### Task description
Output the records from their first line up to and including the line containing "panel-a-chart: (a) Pressure" as a JSON list of strings, with one string per line and blank lines omitted.

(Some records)
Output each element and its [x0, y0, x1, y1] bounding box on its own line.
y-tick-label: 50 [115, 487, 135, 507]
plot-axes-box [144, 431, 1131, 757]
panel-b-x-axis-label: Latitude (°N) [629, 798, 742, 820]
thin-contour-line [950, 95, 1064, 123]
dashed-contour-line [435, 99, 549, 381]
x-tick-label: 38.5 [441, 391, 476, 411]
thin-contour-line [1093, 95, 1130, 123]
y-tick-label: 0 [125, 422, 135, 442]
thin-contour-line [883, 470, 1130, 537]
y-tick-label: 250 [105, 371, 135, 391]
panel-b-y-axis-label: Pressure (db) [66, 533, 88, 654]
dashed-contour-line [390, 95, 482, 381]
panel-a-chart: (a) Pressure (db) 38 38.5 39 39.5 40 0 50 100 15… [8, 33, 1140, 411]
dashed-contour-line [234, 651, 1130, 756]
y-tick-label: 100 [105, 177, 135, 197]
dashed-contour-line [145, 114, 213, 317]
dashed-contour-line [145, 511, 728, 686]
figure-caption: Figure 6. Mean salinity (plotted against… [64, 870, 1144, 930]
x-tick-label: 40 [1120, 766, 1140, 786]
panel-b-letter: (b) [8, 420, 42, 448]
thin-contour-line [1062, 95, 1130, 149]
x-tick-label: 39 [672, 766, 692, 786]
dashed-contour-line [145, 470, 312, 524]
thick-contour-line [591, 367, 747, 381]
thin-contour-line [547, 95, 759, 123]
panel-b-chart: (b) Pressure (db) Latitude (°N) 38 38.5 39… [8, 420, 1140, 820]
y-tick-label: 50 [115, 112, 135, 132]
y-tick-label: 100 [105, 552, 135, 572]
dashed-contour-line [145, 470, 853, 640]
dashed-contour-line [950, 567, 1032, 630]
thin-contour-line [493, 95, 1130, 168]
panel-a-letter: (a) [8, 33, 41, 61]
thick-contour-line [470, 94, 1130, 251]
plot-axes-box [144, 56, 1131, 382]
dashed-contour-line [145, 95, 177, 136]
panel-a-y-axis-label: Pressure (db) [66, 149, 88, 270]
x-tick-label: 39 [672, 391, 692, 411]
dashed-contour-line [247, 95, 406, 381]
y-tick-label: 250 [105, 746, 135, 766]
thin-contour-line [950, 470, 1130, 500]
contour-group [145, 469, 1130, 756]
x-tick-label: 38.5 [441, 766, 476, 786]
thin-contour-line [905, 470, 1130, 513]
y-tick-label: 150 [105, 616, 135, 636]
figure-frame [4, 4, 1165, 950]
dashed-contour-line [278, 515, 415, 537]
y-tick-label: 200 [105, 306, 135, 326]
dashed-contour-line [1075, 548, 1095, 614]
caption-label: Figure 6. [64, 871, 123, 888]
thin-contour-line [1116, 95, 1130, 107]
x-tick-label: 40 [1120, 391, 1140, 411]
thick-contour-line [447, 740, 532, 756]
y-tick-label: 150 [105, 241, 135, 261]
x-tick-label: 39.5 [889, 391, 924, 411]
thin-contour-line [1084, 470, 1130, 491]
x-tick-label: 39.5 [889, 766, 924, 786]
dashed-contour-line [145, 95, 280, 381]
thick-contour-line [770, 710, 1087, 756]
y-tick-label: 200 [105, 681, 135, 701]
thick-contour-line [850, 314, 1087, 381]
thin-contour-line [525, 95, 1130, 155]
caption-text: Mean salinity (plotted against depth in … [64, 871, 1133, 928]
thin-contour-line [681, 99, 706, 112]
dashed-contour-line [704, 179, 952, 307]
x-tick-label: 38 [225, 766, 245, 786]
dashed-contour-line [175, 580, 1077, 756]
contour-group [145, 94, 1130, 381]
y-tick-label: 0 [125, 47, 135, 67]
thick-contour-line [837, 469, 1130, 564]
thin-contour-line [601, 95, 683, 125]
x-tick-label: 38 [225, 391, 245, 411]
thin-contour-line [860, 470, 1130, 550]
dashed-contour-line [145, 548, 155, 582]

### Correct result
[
  "Output each element and its [x0, y0, x1, y1] bounding box on its own line.",
  "y-tick-label: 50 [115, 487, 135, 507]",
  "plot-axes-box [144, 431, 1131, 757]",
  "panel-b-x-axis-label: Latitude (°N) [629, 798, 742, 820]",
  "thin-contour-line [950, 95, 1064, 123]",
  "dashed-contour-line [435, 99, 549, 381]",
  "x-tick-label: 38.5 [441, 391, 476, 411]",
  "thin-contour-line [1093, 95, 1130, 123]",
  "y-tick-label: 0 [125, 422, 135, 442]",
  "thin-contour-line [883, 470, 1130, 537]",
  "y-tick-label: 250 [105, 371, 135, 391]",
  "panel-b-y-axis-label: Pressure (db) [66, 533, 88, 654]",
  "dashed-contour-line [390, 95, 482, 381]",
  "panel-a-chart: (a) Pressure (db) 38 38.5 39 39.5 40 0 50 100 15… [8, 33, 1140, 411]"
]